Reproduce only the listing lines starting at the one containing "Extract all elements" and ending at the one containing "province-quota: 3 <box>427", with every "major-total" changed to "major-count" and nothing else altered.

LISTED ENTRIES:
• • • •

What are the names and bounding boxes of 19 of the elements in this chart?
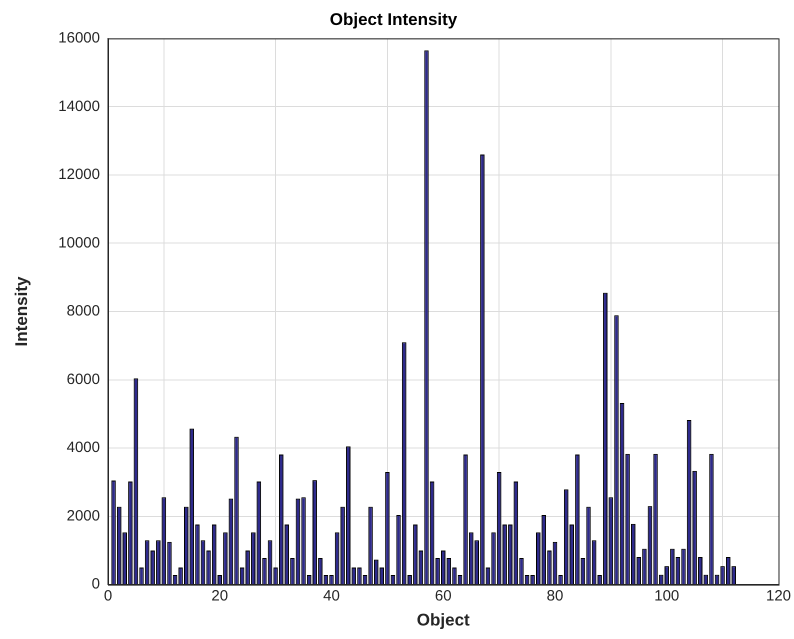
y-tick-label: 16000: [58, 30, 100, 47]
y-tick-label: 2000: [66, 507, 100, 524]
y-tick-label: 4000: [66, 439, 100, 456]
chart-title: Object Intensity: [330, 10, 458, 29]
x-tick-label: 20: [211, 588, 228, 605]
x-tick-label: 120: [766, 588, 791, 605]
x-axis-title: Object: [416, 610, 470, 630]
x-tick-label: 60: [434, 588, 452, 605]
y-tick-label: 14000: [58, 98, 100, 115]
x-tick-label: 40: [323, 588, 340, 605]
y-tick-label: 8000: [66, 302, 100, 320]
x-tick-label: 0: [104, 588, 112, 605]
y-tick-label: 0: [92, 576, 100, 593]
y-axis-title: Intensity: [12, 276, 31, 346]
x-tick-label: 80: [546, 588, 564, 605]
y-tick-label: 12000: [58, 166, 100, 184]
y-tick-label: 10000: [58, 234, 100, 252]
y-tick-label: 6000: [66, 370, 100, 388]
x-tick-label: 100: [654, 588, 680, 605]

• • • •

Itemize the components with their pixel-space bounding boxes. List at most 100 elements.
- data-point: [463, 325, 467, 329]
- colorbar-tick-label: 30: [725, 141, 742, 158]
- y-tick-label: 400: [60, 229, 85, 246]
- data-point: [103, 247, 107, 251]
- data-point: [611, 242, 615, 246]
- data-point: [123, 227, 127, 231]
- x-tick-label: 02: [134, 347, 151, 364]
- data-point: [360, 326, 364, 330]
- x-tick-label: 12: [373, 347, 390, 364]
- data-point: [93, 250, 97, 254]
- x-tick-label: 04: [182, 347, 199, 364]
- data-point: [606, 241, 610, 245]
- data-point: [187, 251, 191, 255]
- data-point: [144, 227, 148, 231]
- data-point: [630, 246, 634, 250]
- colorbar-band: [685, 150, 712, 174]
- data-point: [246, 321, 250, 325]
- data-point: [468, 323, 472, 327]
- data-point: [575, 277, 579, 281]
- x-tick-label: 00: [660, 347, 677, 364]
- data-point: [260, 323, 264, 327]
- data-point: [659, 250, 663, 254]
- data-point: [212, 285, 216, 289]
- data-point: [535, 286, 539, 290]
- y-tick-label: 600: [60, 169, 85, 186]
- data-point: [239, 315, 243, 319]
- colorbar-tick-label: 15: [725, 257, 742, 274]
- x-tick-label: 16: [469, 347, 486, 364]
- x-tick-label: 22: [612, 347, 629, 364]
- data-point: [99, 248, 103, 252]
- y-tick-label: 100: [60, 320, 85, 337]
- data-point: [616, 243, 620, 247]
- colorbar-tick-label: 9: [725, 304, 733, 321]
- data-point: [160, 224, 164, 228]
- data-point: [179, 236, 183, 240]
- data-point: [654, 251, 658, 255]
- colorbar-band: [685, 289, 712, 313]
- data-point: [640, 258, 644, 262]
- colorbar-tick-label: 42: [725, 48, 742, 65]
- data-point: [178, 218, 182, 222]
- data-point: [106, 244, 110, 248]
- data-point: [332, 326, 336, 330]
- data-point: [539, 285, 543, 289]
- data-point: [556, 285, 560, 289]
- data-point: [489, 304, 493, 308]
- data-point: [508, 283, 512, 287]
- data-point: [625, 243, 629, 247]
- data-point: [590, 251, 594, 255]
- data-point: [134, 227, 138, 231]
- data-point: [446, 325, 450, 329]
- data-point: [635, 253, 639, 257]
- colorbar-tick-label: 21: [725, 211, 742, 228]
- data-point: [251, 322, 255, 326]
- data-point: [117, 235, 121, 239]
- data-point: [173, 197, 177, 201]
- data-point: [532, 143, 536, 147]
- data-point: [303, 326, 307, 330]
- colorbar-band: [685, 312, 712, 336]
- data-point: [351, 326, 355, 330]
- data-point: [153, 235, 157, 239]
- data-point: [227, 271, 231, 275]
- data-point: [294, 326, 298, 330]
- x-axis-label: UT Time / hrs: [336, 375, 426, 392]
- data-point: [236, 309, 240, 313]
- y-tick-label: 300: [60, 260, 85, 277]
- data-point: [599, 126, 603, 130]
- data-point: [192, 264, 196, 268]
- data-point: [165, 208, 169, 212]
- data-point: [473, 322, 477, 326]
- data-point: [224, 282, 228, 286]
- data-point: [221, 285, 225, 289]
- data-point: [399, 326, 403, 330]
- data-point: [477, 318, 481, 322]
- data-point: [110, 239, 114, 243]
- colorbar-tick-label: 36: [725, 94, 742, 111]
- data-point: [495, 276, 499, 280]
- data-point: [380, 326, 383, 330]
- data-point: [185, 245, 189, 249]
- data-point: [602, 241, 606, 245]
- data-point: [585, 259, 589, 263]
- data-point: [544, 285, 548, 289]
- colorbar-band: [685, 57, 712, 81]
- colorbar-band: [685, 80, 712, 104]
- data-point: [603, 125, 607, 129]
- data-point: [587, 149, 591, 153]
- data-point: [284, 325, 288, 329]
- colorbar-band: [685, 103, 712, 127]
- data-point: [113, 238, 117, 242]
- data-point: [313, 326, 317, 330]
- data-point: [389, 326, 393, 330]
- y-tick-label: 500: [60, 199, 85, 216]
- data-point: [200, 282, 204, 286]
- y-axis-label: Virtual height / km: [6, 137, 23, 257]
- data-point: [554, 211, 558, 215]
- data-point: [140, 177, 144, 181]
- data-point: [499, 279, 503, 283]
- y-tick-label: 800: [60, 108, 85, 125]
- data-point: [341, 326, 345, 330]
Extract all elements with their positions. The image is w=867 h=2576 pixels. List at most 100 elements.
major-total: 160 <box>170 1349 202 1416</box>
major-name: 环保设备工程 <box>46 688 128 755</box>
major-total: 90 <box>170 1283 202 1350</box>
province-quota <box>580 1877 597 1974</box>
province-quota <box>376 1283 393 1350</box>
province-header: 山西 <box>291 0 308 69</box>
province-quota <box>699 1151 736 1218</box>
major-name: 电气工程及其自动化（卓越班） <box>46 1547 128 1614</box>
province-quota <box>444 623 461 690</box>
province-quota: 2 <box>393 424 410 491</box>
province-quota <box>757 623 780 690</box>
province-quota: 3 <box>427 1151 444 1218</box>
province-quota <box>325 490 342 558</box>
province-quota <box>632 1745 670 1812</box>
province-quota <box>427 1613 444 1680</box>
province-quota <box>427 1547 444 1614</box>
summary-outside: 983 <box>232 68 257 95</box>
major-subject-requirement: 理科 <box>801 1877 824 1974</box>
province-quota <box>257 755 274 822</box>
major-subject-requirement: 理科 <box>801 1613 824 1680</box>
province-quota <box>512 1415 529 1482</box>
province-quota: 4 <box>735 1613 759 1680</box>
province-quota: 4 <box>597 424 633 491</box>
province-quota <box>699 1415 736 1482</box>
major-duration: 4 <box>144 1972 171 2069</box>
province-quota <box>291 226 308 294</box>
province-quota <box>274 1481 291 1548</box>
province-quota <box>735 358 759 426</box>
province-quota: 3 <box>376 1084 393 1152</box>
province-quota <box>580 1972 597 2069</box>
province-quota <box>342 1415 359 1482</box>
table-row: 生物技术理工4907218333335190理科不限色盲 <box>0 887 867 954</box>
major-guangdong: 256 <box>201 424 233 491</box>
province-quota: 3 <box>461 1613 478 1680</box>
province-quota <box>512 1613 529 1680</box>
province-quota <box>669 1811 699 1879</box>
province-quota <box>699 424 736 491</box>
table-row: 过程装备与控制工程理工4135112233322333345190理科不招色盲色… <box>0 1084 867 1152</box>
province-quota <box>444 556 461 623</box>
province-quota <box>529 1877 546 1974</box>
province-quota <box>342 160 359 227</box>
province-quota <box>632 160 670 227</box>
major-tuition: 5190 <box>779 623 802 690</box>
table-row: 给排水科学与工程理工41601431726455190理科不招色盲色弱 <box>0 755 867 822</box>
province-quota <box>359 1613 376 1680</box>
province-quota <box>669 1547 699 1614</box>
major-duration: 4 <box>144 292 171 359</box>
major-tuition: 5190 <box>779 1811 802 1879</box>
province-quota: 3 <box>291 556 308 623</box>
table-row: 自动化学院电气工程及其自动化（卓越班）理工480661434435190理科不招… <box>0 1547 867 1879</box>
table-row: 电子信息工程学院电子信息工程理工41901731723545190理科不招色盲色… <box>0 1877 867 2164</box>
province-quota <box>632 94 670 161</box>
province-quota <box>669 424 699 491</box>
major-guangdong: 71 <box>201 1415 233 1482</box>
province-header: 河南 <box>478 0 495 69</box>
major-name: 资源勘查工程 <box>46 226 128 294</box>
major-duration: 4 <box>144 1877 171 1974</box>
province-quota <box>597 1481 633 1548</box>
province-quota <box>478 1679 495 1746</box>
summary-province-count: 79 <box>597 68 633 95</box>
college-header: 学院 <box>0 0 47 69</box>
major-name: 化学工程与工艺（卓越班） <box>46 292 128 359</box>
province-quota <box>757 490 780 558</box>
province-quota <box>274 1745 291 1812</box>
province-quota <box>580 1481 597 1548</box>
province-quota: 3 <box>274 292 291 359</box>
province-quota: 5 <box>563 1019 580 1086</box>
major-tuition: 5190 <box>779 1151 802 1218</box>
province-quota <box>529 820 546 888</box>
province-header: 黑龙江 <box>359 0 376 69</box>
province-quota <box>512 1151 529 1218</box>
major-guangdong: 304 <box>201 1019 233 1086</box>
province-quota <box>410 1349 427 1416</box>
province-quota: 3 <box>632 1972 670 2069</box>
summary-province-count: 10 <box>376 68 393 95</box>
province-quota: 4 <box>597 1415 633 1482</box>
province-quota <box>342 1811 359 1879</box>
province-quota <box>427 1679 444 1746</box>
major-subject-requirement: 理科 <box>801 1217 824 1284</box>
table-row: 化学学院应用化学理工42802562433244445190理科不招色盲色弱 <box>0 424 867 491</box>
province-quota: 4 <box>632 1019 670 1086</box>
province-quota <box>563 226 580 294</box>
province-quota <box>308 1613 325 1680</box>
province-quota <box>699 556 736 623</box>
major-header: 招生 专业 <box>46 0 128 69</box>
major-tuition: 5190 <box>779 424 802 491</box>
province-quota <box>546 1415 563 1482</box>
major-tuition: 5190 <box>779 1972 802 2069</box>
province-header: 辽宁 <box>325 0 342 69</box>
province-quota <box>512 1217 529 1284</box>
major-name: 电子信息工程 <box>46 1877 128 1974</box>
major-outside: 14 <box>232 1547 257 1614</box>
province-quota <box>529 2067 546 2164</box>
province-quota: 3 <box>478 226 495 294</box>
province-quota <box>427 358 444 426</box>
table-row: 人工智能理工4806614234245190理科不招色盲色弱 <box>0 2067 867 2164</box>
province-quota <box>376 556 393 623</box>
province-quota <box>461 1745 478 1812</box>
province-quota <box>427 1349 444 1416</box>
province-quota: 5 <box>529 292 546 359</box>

• • • •

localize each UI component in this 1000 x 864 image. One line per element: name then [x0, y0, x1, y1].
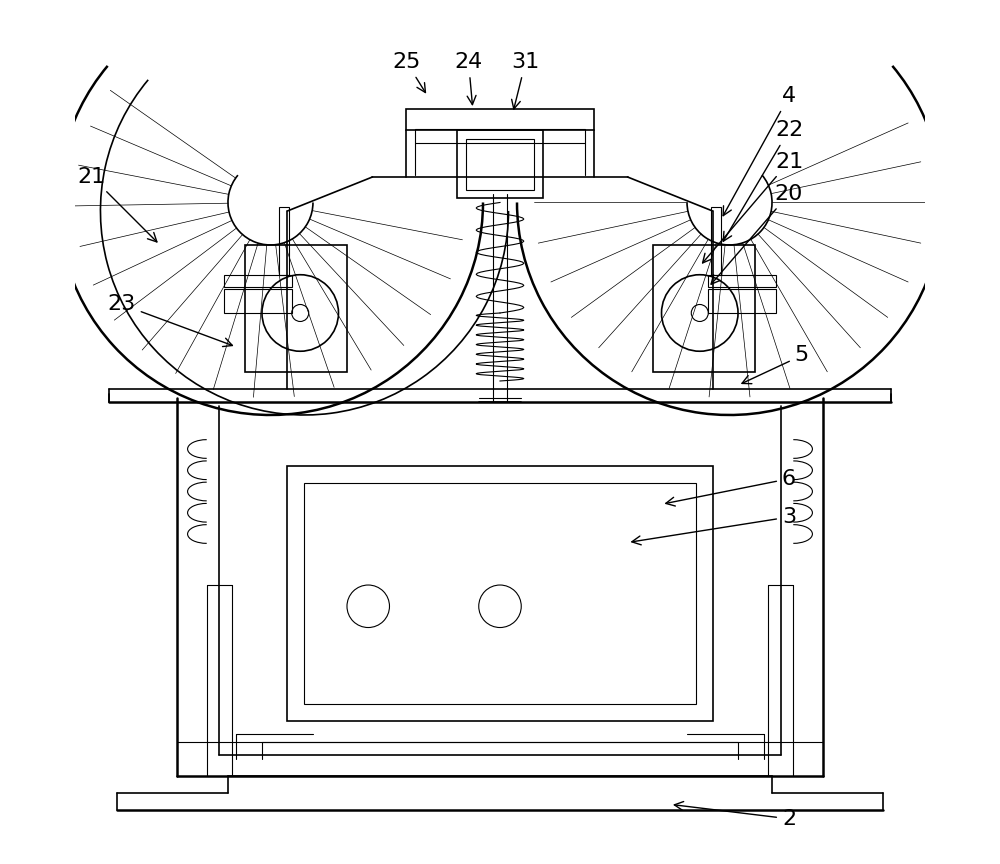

• • • •

RESULT OF THE TASK:
Extract all elements with their positions. The image is w=867 h=2576 pixels. List at most 100 elements.
major-count: 160 <box>170 1349 202 1416</box>
major-name: 环保设备工程 <box>46 688 128 755</box>
major-count: 90 <box>170 1283 202 1350</box>
province-quota <box>580 1877 597 1974</box>
province-quota <box>376 1283 393 1350</box>
province-header: 山西 <box>291 0 308 69</box>
province-quota <box>699 1151 736 1218</box>
major-name: 电气工程及其自动化（卓越班） <box>46 1547 128 1614</box>
province-quota <box>444 623 461 690</box>
province-quota: 2 <box>393 424 410 491</box>
province-quota <box>757 623 780 690</box>
province-quota: 3 <box>427 1151 444 1218</box>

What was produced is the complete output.